··· Records shown

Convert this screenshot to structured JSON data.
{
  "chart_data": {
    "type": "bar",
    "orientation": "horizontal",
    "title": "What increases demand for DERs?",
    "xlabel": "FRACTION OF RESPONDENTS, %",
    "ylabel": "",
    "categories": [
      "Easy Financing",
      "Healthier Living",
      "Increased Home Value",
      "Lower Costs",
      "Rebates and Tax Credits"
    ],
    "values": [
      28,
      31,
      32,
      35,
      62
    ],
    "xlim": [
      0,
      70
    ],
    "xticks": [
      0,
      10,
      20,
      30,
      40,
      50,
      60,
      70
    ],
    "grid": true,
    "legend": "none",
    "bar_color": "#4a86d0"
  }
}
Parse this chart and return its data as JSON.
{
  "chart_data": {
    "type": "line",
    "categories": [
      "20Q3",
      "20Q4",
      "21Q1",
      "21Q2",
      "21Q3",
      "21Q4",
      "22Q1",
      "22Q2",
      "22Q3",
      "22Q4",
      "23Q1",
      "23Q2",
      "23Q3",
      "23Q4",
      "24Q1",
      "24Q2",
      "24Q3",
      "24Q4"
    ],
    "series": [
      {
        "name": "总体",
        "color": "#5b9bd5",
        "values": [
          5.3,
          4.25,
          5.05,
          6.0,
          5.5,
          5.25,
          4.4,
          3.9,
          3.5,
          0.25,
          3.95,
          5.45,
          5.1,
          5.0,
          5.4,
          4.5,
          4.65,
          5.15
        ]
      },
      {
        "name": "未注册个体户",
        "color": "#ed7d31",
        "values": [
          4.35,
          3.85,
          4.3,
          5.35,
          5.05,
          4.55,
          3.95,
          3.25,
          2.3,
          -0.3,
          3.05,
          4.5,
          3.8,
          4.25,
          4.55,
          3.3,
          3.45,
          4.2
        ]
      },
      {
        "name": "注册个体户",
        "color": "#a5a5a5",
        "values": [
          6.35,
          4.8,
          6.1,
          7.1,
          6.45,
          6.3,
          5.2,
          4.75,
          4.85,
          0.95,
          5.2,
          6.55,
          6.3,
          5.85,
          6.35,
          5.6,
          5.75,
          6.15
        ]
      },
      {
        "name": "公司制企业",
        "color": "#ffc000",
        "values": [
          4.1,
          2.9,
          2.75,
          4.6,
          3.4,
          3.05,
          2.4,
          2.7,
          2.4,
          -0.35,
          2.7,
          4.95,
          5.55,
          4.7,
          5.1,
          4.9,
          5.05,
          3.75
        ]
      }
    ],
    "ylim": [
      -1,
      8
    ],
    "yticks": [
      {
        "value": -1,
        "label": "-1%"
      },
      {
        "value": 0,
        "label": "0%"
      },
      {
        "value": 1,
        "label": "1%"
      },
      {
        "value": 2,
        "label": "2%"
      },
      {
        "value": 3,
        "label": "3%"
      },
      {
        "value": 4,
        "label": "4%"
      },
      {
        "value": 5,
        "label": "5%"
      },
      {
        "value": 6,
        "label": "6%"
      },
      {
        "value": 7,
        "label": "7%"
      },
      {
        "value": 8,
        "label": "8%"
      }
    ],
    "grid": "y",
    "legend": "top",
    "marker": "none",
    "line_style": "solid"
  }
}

······

What this task involves:
Return every record above exactly as it appears.

Reply:
Convert this screenshot to structured JSON data.
{
  "chart_data": {
    "type": "bar",
    "orientation": "horizontal",
    "title": "What increases demand for DERs?",
    "xlabel": "FRACTION OF RESPONDENTS, %",
    "ylabel": "",
    "categories": [
      "Easy Financing",
      "Healthier Living",
      "Increased Home Value",
      "Lower Costs",
      "Rebates and Tax Credits"
    ],
    "values": [
      28,
      31,
      32,
      35,
      62
    ],
    "xlim": [
      0,
      70
    ],
    "xticks": [
      0,
      10,
      20,
      30,
      40,
      50,
      60,
      70
    ],
    "grid": true,
    "legend": "none",
    "bar_color": "#4a86d0"
  }
}
Parse this chart and return its data as JSON.
{
  "chart_data": {
    "type": "line",
    "categories": [
      "20Q3",
      "20Q4",
      "21Q1",
      "21Q2",
      "21Q3",
      "21Q4",
      "22Q1",
      "22Q2",
      "22Q3",
      "22Q4",
      "23Q1",
      "23Q2",
      "23Q3",
      "23Q4",
      "24Q1",
      "24Q2",
      "24Q3",
      "24Q4"
    ],
    "series": [
      {
        "name": "总体",
        "color": "#5b9bd5",
        "values": [
          5.3,
          4.25,
          5.05,
          6.0,
          5.5,
          5.25,
          4.4,
          3.9,
          3.5,
          0.25,
          3.95,
          5.45,
          5.1,
          5.0,
          5.4,
          4.5,
          4.65,
          5.15
        ]
      },
      {
        "name": "未注册个体户",
        "color": "#ed7d31",
        "values": [
          4.35,
          3.85,
          4.3,
          5.35,
          5.05,
          4.55,
          3.95,
          3.25,
          2.3,
          -0.3,
          3.05,
          4.5,
          3.8,
          4.25,
          4.55,
          3.3,
          3.45,
          4.2
        ]
      },
      {
        "name": "注册个体户",
        "color": "#a5a5a5",
        "values": [
          6.35,
          4.8,
          6.1,
          7.1,
          6.45,
          6.3,
          5.2,
          4.75,
          4.85,
          0.95,
          5.2,
          6.55,
          6.3,
          5.85,
          6.35,
          5.6,
          5.75,
          6.15
        ]
      },
      {
        "name": "公司制企业",
        "color": "#ffc000",
        "values": [
          4.1,
          2.9,
          2.75,
          4.6,
          3.4,
          3.05,
          2.4,
          2.7,
          2.4,
          -0.35,
          2.7,
          4.95,
          5.55,
          4.7,
          5.1,
          4.9,
          5.05,
          3.75
        ]
      }
    ],
    "ylim": [
      -1,
      8
    ],
    "yticks": [
      {
        "value": -1,
        "label": "-1%"
      },
      {
        "value": 0,
        "label": "0%"
      },
      {
        "value": 1,
        "label": "1%"
      },
      {
        "value": 2,
        "label": "2%"
      },
      {
        "value": 3,
        "label": "3%"
      },
      {
        "value": 4,
        "label": "4%"
      },
      {
        "value": 5,
        "label": "5%"
      },
      {
        "value": 6,
        "label": "6%"
      },
      {
        "value": 7,
        "label": "7%"
      },
      {
        "value": 8,
        "label": "8%"
      }
    ],
    "grid": "y",
    "legend": "top",
    "marker": "none",
    "line_style": "solid"
  }
}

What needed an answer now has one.